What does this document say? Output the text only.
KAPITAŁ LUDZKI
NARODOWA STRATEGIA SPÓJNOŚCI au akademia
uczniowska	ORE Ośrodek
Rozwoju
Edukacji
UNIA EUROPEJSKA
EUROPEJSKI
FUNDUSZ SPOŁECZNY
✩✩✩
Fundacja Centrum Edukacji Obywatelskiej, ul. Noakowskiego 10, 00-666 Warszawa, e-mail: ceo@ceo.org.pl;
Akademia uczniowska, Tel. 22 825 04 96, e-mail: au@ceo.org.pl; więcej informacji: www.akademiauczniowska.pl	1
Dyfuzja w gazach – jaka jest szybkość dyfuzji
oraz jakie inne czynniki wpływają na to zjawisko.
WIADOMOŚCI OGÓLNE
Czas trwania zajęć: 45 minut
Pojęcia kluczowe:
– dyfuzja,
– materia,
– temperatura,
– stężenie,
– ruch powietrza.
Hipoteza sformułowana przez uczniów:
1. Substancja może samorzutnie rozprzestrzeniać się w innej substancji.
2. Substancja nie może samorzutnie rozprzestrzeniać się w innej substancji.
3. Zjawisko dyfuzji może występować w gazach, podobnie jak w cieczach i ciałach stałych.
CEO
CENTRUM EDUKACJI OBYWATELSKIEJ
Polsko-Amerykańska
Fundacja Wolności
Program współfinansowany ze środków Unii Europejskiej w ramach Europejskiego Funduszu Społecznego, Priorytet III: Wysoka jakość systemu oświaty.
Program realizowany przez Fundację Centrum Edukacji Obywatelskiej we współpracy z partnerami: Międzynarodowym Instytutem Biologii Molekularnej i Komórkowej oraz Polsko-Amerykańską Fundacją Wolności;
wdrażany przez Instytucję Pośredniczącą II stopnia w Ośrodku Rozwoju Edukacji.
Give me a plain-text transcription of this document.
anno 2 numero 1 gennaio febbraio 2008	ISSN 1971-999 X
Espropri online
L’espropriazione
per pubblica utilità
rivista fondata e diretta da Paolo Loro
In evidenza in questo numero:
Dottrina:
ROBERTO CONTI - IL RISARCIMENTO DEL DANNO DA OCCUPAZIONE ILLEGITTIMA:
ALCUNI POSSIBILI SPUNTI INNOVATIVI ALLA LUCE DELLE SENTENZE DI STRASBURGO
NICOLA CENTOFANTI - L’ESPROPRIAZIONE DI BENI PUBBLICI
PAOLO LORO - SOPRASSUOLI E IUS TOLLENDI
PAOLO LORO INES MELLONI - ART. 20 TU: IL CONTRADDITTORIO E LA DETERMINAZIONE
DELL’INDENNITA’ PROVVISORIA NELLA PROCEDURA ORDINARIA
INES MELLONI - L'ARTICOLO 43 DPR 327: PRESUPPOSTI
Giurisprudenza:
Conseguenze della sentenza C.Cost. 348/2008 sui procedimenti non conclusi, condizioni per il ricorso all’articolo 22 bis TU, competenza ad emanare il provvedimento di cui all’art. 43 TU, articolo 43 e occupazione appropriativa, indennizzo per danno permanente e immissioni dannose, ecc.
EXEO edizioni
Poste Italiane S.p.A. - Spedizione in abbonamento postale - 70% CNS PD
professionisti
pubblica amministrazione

--

** Your task **
Reproduce the listing in full. Keep it exactly as written.

** Output of the exercise **
What does this document say? Output the text only.
KAPITAŁ LUDZKI
NARODOWA STRATEGIA SPÓJNOŚCI au akademia
uczniowska	ORE Ośrodek
Rozwoju
Edukacji
UNIA EUROPEJSKA
EUROPEJSKI
FUNDUSZ SPOŁECZNY
✩✩✩
Fundacja Centrum Edukacji Obywatelskiej, ul. Noakowskiego 10, 00-666 Warszawa, e-mail: ceo@ceo.org.pl;
Akademia uczniowska, Tel. 22 825 04 96, e-mail: au@ceo.org.pl; więcej informacji: www.akademiauczniowska.pl	1
Dyfuzja w gazach – jaka jest szybkość dyfuzji
oraz jakie inne czynniki wpływają na to zjawisko.
WIADOMOŚCI OGÓLNE
Czas trwania zajęć: 45 minut
Pojęcia kluczowe:
– dyfuzja,
– materia,
– temperatura,
– stężenie,
– ruch powietrza.
Hipoteza sformułowana przez uczniów:
1. Substancja może samorzutnie rozprzestrzeniać się w innej substancji.
2. Substancja nie może samorzutnie rozprzestrzeniać się w innej substancji.
3. Zjawisko dyfuzji może występować w gazach, podobnie jak w cieczach i ciałach stałych.
CEO
CENTRUM EDUKACJI OBYWATELSKIEJ
Polsko-Amerykańska
Fundacja Wolności
Program współfinansowany ze środków Unii Europejskiej w ramach Europejskiego Funduszu Społecznego, Priorytet III: Wysoka jakość systemu oświaty.
Program realizowany przez Fundację Centrum Edukacji Obywatelskiej we współpracy z partnerami: Międzynarodowym Instytutem Biologii Molekularnej i Komórkowej oraz Polsko-Amerykańską Fundacją Wolności;
wdrażany przez Instytucję Pośredniczącą II stopnia w Ośrodku Rozwoju Edukacji.
Give me a plain-text transcription of this document.
anno 2 numero 1 gennaio febbraio 2008	ISSN 1971-999 X
Espropri online
L’espropriazione
per pubblica utilità
rivista fondata e diretta da Paolo Loro
In evidenza in questo numero:
Dottrina:
ROBERTO CONTI - IL RISARCIMENTO DEL DANNO DA OCCUPAZIONE ILLEGITTIMA:
ALCUNI POSSIBILI SPUNTI INNOVATIVI ALLA LUCE DELLE SENTENZE DI STRASBURGO
NICOLA CENTOFANTI - L’ESPROPRIAZIONE DI BENI PUBBLICI
PAOLO LORO - SOPRASSUOLI E IUS TOLLENDI
PAOLO LORO INES MELLONI - ART. 20 TU: IL CONTRADDITTORIO E LA DETERMINAZIONE
DELL’INDENNITA’ PROVVISORIA NELLA PROCEDURA ORDINARIA
INES MELLONI - L'ARTICOLO 43 DPR 327: PRESUPPOSTI
Giurisprudenza:
Conseguenze della sentenza C.Cost. 348/2008 sui procedimenti non conclusi, condizioni per il ricorso all’articolo 22 bis TU, competenza ad emanare il provvedimento di cui all’art. 43 TU, articolo 43 e occupazione appropriativa, indennizzo per danno permanente e immissioni dannose, ecc.
EXEO edizioni
Poste Italiane S.p.A. - Spedizione in abbonamento postale - 70% CNS PD
professionisti
pubblica amministrazione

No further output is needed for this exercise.